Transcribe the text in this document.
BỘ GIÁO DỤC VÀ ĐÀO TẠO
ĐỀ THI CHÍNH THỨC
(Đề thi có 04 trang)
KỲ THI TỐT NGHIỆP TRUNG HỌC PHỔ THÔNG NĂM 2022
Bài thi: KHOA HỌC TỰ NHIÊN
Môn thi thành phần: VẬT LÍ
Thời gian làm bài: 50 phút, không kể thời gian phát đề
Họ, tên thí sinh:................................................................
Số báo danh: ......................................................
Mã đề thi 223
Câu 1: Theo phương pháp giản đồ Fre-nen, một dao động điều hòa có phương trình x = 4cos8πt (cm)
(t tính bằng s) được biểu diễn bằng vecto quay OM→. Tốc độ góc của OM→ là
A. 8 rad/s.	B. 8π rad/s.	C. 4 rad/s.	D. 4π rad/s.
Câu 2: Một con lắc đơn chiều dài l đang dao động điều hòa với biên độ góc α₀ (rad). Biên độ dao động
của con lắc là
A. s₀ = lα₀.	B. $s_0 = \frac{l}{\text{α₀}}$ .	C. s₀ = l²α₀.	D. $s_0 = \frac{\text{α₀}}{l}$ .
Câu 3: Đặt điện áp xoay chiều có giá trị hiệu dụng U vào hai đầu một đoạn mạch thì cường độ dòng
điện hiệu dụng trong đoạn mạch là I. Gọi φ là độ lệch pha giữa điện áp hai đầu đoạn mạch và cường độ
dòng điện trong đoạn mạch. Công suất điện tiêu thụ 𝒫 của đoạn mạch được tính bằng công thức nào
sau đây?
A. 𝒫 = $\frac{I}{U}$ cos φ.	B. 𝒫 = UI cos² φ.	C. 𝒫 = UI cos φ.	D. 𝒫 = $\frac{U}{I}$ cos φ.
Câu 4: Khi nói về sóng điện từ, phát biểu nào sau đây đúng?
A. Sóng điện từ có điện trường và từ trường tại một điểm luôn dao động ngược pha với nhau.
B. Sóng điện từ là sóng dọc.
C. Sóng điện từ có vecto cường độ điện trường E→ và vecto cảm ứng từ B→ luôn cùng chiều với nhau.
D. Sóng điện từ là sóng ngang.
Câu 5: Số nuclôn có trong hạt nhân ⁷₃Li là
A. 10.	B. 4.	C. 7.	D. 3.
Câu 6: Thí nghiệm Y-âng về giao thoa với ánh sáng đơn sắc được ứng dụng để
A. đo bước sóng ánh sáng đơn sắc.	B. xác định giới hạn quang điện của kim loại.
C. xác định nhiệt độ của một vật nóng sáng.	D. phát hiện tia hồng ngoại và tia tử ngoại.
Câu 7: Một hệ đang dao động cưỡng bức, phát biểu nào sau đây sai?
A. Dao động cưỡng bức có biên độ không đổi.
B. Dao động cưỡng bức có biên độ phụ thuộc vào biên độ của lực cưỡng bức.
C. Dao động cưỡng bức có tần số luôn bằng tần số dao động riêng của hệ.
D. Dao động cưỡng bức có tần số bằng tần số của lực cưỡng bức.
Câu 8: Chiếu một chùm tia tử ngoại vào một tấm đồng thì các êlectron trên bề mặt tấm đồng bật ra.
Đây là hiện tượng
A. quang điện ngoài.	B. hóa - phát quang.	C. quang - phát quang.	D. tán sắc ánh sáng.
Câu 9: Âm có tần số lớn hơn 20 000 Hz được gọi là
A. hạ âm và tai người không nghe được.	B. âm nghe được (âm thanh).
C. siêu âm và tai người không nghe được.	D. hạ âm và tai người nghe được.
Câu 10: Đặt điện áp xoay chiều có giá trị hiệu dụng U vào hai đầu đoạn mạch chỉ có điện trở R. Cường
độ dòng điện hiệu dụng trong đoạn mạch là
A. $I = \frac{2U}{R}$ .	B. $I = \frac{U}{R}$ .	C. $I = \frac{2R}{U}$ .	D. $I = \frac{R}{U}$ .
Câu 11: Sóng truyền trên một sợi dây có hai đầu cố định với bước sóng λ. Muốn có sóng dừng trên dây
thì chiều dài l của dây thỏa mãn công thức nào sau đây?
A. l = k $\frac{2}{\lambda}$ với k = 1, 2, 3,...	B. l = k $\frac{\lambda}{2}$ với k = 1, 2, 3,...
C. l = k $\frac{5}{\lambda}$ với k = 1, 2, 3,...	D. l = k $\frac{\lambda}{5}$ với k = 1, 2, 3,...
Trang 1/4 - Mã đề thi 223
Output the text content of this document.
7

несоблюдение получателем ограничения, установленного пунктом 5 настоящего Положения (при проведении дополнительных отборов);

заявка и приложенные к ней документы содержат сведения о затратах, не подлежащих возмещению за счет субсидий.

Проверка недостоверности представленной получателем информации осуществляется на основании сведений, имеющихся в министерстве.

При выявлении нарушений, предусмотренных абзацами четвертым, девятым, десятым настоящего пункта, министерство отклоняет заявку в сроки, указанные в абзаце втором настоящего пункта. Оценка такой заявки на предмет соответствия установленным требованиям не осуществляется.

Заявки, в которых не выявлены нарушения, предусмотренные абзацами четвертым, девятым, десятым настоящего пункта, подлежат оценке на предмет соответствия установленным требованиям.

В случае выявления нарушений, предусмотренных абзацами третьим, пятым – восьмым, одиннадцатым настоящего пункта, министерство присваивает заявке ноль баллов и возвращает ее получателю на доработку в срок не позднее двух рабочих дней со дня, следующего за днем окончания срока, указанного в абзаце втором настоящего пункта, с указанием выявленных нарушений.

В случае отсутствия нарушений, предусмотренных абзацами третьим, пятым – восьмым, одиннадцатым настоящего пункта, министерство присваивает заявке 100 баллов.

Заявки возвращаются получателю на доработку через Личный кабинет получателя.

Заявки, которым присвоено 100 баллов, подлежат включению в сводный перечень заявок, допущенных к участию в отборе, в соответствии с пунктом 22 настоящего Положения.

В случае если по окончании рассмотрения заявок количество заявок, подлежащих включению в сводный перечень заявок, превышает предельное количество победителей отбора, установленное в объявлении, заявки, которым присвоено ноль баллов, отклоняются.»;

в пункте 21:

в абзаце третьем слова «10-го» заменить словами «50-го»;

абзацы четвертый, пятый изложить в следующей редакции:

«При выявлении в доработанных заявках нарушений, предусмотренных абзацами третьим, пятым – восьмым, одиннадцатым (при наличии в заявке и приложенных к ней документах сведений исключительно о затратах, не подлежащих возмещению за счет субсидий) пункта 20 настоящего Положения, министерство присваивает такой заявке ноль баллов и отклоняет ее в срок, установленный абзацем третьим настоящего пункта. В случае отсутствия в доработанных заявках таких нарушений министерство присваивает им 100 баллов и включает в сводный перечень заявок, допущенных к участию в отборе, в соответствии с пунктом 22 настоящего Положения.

+ + +

Request: Find the word "document" in the entries, and copy every line it shows up in.

Task answer:
Transcribe the text in this document.
Output the text content of this document.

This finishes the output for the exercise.